_What the exercise asks:_ Copy each line below that contains "SAHNE".

Extracted material start

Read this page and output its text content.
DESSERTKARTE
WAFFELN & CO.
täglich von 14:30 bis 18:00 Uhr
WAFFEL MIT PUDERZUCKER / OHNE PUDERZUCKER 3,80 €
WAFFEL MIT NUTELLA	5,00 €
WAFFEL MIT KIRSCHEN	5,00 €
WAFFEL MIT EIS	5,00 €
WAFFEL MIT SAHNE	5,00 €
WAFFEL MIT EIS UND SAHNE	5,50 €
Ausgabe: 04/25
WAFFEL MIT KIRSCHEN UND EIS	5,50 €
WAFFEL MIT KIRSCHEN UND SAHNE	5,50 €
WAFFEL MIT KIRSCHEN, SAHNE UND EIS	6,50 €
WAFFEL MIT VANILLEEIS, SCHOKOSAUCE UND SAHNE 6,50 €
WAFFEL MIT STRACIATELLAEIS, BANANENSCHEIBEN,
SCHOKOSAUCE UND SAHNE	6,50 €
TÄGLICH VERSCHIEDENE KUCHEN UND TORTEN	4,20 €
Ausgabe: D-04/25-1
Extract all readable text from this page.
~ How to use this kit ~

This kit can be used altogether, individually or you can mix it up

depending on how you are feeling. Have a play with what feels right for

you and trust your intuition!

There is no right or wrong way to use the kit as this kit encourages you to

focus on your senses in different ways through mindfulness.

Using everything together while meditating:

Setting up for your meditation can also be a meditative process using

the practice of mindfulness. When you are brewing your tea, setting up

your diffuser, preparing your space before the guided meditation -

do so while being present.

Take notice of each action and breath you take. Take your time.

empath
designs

Extracted material end

_Task response:_
WAFFEL MIT SAHNE	5,00 €
WAFFEL MIT EIS UND SAHNE	5,50 €
WAFFEL MIT KIRSCHEN UND SAHNE	5,50 €
WAFFEL MIT KIRSCHEN, SAHNE UND EIS	6,50 €
WAFFEL MIT VANILLEEIS, SCHOKOSAUCE UND SAHNE 6,50 €
SCHOKOSAUCE UND SAHNE	6,50 €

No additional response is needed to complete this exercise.